*** MATERIAL SUPPLIED ***

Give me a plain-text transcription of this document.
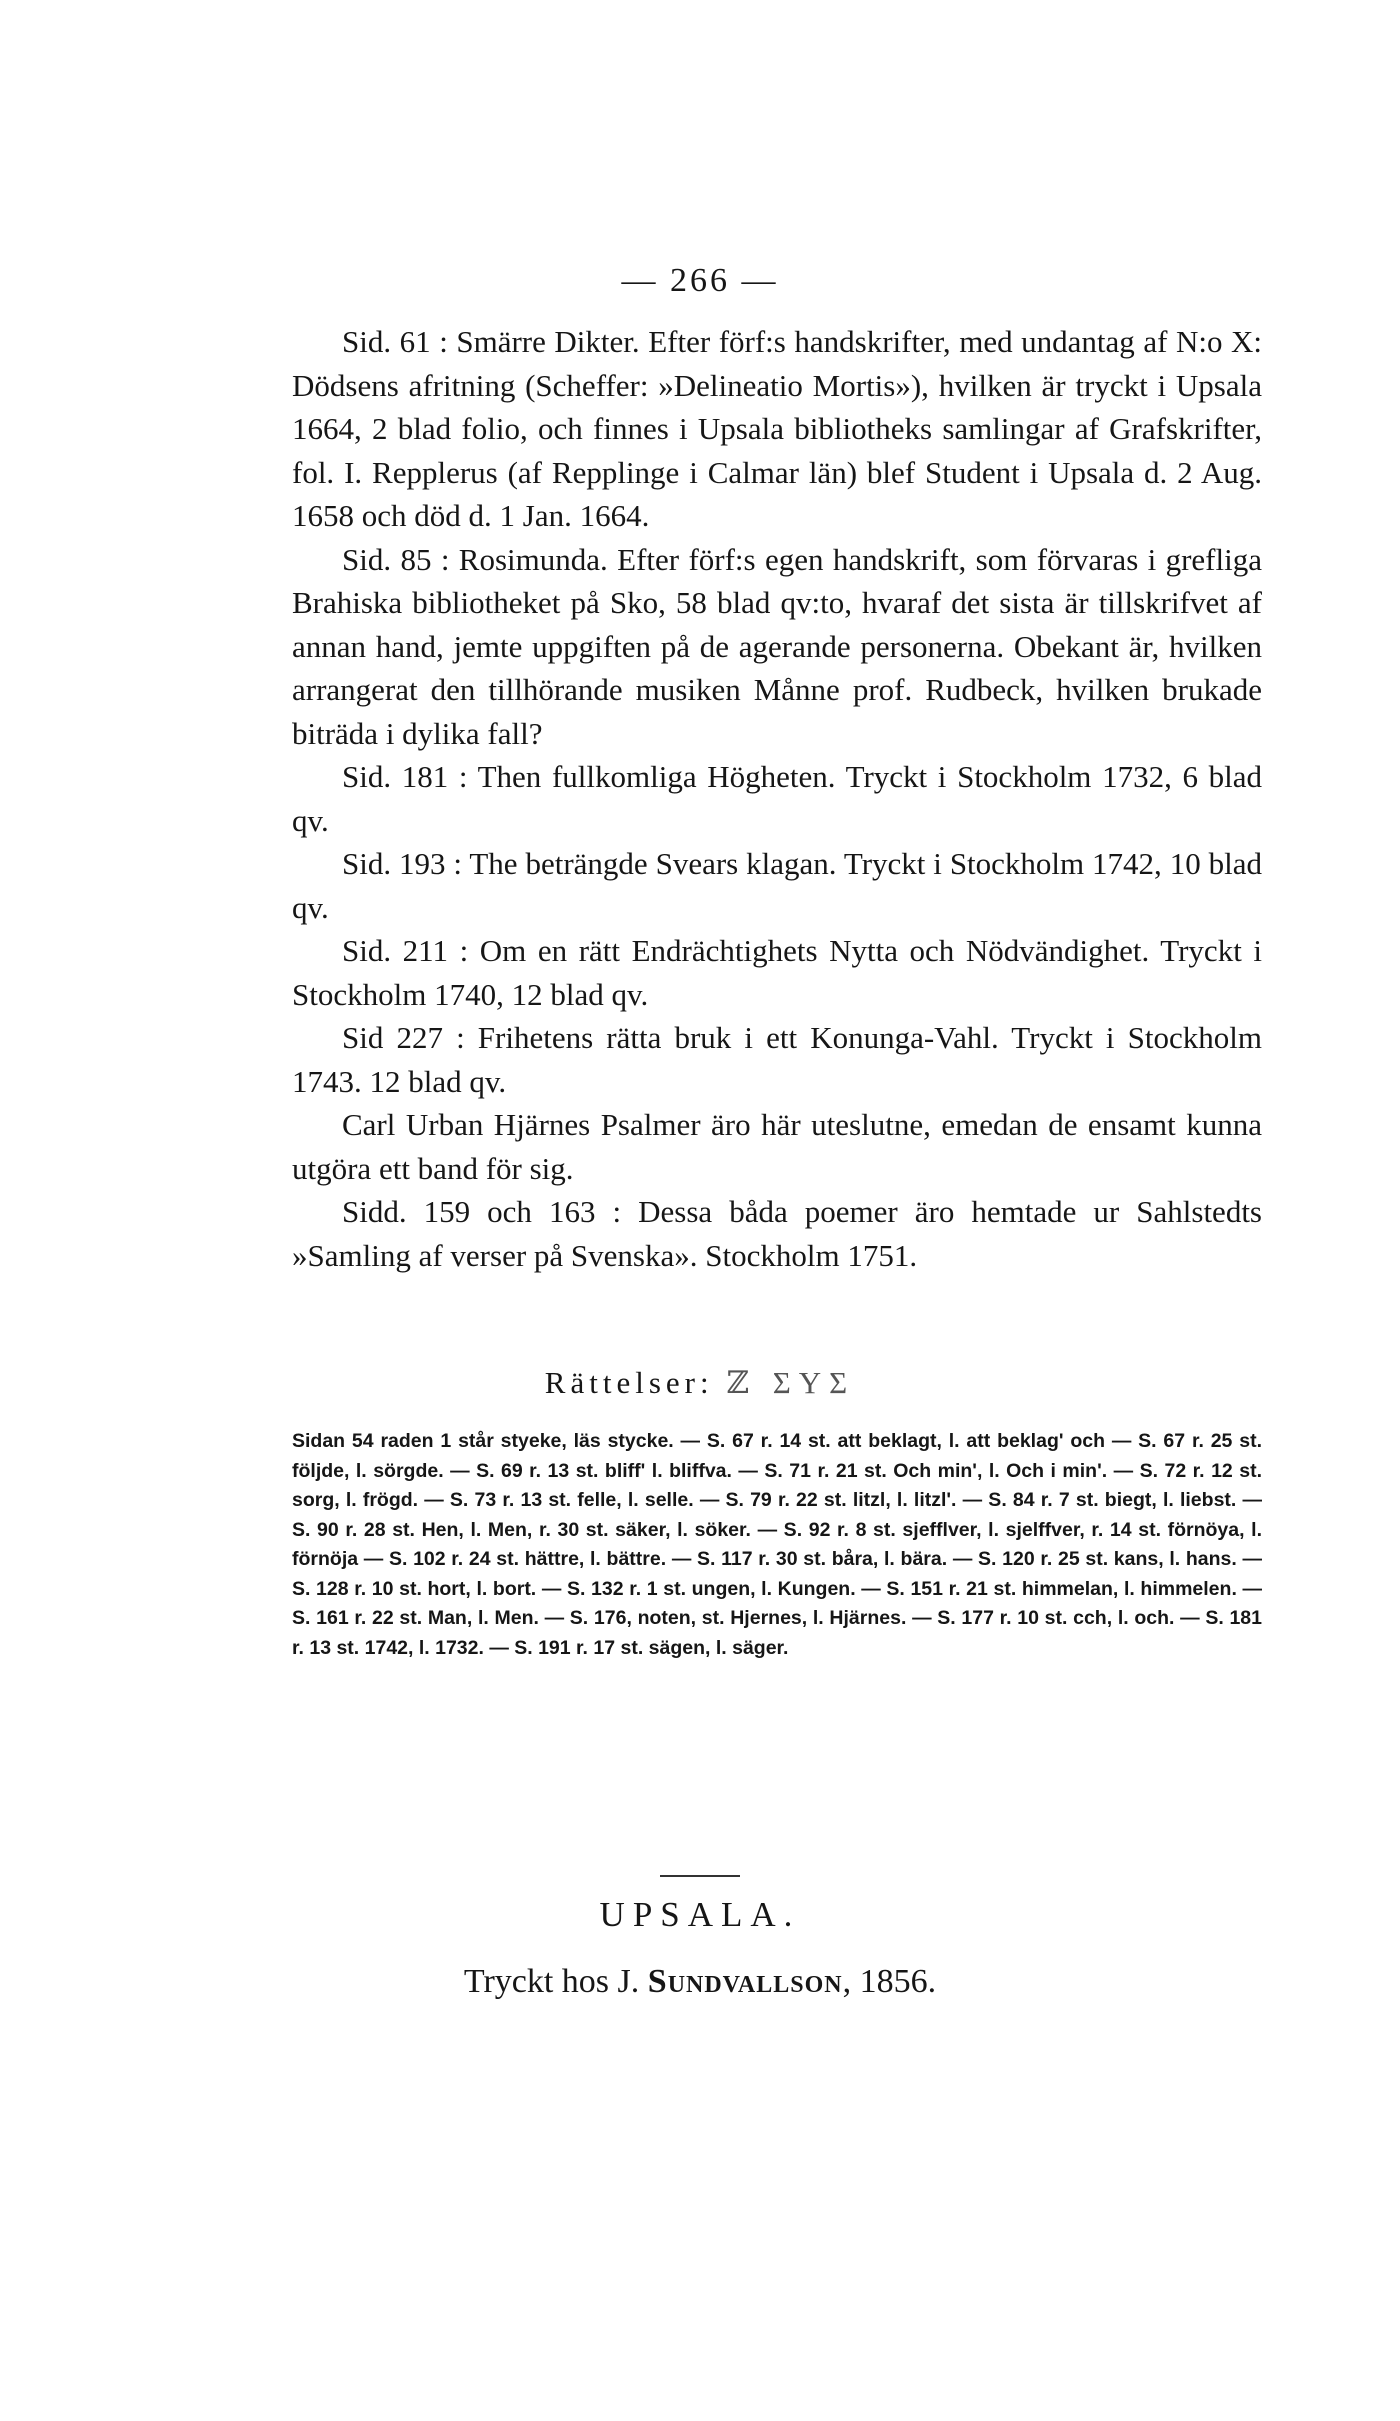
— 266 —

Sid. 61 : Smärre Dikter. Efter förf:s handskrifter, med undantag af N:o X: Dödsens afritning (Scheffer: »Delineatio Mortis»), hvilken är tryckt i Upsala 1664, 2 blad folio, och finnes i Upsala bibliotheks samlingar af Grafskrifter, fol. I. Repplerus (af Repplinge i Calmar län) blef Student i Upsala d. 2 Aug. 1658 och död d. 1 Jan. 1664.

Sid. 85 : Rosimunda. Efter förf:s egen handskrift, som förvaras i grefliga Brahiska bibliotheket på Sko, 58 blad qv:to, hvaraf det sista är tillskrifvet af annan hand, jemte uppgiften på de agerande personerna. Obekant är, hvilken arrangerat den tillhörande musiken Månne prof. Rudbeck, hvilken brukade biträda i dylika fall?

Sid. 181 : Then fullkomliga Högheten. Tryckt i Stockholm 1732, 6 blad qv.

Sid. 193 : The beträngde Svears klagan. Tryckt i Stockholm 1742, 10 blad qv.

Sid. 211 : Om en rätt Endrächtighets Nytta och Nödvändighet. Tryckt i Stockholm 1740, 12 blad qv.

Sid 227 : Frihetens rätta bruk i ett Konunga-Vahl. Tryckt i Stockholm 1743. 12 blad qv.

Carl Urban Hjärnes Psalmer äro här uteslutne, emedan de ensamt kunna utgöra ett band för sig.

Sidd. 159 och 163 : Dessa båda poemer äro hemtade ur Sahlstedts »Samling af verser på Svenska». Stockholm 1751.

Rättelser: ℤ ΣΥΣ

Sidan 54 raden 1 står styeke, läs stycke. — S. 67 r. 14 st. att beklagt, l. att beklag' och — S. 67 r. 25 st. följde, l. sörgde. — S. 69 r. 13 st. bliff' l. bliffva. — S. 71 r. 21 st. Och min', l. Och i min'. — S. 72 r. 12 st. sorg, l. frögd. — S. 73 r. 13 st. felle, l. selle. — S. 79 r. 22 st. litzl, l. litzl'. — S. 84 r. 7 st. biegt, l. liebst. — S. 90 r. 28 st. Hen, l. Men, r. 30 st. säker, l. söker. — S. 92 r. 8 st. sjefflver, l. sjelffver, r. 14 st. förnöya, l. förnöja — S. 102 r. 24 st. hättre, l. bättre. — S. 117 r. 30 st. båra, l. bära. — S. 120 r. 25 st. kans, l. hans. — S. 128 r. 10 st. hort, l. bort. — S. 132 r. 1 st. ungen, l. Kungen. — S. 151 r. 21 st. himmelan, l. himmelen. — S. 161 r. 22 st. Man, l. Men. — S. 176, noten, st. Hjernes, l. Hjärnes. — S. 177 r. 10 st. cch, l. och. — S. 181 r. 13 st. 1742, l. 1732. — S. 191 r. 17 st. sägen, l. säger.

UPSALA.
Tryckt hos J. Sundvallson, 1856.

***

DIRECTIONS FOR THIS TASK
Write down every line of the data above that includes the string "hvilken".

RESPONSE FOR THIS EXERCISE
Sid. 61 : Smärre Dikter. Efter förf:s handskrifter, med undantag af N:o X: Dödsens afritning (Scheffer: »Delineatio Mortis»), hvilken är tryckt i Upsala 1664, 2 blad folio, och finnes i Upsala bibliotheks samlingar af Grafskrifter, fol. I. Repplerus (af Repplinge i Calmar län) blef Student i Upsala d. 2 Aug. 1658 och död d. 1 Jan. 1664.
Sid. 85 : Rosimunda. Efter förf:s egen handskrift, som förvaras i grefliga Brahiska bibliotheket på Sko, 58 blad qv:to, hvaraf det sista är tillskrifvet af annan hand, jemte uppgiften på de agerande personerna. Obekant är, hvilken arrangerat den tillhörande musiken Månne prof. Rudbeck, hvilken brukade biträda i dylika fall?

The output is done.